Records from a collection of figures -
-----
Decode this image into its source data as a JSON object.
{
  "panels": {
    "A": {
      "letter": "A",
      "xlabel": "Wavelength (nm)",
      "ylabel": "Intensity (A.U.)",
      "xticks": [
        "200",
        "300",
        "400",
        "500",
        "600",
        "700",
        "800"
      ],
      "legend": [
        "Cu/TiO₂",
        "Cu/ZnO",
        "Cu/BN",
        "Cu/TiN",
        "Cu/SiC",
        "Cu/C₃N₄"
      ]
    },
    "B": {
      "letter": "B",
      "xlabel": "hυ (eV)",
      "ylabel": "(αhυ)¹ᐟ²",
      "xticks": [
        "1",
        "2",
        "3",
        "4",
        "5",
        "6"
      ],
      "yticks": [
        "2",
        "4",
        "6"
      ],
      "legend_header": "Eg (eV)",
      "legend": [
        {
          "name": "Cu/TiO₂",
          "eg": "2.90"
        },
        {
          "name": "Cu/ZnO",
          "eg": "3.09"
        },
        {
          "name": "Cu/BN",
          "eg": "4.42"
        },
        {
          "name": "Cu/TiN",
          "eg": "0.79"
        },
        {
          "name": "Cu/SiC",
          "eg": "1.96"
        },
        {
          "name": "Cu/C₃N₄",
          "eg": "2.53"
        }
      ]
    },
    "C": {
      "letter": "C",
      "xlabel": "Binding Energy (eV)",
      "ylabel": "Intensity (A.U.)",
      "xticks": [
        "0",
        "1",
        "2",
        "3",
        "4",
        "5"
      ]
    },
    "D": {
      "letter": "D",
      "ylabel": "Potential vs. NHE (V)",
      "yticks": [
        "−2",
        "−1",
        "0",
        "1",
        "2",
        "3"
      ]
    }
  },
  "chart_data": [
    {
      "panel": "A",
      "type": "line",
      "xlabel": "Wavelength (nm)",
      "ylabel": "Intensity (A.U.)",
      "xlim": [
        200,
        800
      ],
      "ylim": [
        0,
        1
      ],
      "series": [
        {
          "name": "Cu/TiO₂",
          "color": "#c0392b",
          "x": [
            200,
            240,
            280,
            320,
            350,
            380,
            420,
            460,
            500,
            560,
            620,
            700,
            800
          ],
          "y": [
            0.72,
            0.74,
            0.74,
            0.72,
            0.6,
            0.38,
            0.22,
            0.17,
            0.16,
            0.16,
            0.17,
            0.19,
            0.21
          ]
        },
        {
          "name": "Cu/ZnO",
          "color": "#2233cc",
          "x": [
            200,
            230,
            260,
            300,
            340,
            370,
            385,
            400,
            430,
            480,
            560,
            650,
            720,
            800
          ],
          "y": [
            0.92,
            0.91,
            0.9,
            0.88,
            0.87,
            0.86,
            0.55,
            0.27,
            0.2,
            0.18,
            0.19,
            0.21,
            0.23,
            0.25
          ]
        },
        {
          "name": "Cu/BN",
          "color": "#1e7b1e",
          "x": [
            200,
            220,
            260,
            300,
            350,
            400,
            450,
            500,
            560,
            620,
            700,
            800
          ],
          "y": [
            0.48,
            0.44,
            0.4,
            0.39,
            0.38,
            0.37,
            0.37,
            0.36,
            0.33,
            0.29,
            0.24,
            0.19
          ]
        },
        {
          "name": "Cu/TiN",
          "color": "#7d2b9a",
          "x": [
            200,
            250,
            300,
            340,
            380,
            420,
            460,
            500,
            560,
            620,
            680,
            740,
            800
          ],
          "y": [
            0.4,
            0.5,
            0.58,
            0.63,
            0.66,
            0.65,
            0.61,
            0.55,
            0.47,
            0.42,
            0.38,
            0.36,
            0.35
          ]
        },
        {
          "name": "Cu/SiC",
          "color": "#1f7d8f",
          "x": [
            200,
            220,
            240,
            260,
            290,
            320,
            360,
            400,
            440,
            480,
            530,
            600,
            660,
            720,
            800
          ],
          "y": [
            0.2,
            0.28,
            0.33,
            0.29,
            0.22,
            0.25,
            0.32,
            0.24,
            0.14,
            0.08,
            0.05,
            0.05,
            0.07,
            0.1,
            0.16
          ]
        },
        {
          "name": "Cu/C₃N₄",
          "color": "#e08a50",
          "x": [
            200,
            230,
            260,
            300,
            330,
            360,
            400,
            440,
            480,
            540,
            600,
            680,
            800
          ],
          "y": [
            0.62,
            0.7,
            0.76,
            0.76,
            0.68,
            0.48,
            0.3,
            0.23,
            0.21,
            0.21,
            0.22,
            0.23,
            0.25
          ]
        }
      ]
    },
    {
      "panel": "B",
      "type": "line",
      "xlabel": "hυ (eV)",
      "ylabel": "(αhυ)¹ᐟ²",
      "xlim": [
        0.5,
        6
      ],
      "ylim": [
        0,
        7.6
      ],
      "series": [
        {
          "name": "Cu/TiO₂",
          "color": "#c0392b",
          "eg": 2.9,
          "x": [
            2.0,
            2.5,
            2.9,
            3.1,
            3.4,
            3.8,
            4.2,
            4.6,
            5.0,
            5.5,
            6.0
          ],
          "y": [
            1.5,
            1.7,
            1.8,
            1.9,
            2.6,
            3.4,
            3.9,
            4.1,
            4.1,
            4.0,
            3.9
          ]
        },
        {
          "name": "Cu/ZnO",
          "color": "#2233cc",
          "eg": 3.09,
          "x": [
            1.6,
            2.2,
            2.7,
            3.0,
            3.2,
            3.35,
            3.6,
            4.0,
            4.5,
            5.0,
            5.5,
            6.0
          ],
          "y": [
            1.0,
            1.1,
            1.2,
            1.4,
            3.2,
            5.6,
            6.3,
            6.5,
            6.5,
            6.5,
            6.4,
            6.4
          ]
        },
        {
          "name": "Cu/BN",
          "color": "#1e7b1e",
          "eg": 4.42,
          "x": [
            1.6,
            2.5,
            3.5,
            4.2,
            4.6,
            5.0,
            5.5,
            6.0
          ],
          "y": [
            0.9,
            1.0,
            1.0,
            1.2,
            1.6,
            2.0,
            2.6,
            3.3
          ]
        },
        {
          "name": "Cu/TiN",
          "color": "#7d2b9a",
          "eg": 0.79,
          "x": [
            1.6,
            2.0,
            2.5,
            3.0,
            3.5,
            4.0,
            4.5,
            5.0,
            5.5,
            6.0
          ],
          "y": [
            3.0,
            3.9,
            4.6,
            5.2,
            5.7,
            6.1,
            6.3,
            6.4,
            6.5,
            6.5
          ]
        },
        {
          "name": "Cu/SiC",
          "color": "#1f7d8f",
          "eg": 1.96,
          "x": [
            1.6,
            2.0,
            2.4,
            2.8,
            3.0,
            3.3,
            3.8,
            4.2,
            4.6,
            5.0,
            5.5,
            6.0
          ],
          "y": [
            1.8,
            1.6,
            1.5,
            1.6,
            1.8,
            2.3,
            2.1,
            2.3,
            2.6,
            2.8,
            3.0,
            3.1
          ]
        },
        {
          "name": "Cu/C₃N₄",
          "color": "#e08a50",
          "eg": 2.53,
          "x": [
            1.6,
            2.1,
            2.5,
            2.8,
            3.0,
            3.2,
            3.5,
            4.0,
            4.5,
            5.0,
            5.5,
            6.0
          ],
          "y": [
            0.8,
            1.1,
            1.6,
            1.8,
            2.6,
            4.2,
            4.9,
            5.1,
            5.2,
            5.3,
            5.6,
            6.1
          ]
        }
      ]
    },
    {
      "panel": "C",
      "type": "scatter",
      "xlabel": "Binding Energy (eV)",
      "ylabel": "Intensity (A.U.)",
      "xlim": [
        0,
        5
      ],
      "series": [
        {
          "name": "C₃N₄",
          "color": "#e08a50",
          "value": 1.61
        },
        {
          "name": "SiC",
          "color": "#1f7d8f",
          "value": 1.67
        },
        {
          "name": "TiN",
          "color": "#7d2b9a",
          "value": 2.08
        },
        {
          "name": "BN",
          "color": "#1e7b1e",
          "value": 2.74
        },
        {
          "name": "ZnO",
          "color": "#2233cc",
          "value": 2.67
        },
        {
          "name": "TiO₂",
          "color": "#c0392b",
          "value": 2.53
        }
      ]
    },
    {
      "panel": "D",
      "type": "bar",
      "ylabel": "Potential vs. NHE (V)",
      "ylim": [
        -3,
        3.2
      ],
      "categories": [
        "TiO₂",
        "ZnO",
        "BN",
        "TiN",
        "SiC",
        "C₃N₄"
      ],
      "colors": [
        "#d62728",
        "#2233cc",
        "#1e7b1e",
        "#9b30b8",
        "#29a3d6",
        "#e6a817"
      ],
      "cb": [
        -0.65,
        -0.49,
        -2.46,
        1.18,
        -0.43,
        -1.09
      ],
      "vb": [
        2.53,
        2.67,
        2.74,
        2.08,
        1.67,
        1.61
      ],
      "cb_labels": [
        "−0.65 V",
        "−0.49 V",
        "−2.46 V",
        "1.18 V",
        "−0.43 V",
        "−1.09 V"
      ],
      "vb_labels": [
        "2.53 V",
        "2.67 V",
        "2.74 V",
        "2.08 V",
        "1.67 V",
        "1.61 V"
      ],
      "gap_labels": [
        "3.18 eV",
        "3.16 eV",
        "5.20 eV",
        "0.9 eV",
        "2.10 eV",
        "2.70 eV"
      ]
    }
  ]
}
-----
The word "type" may occur in lines of the records. Report how many such lines there are, giving only the number.

4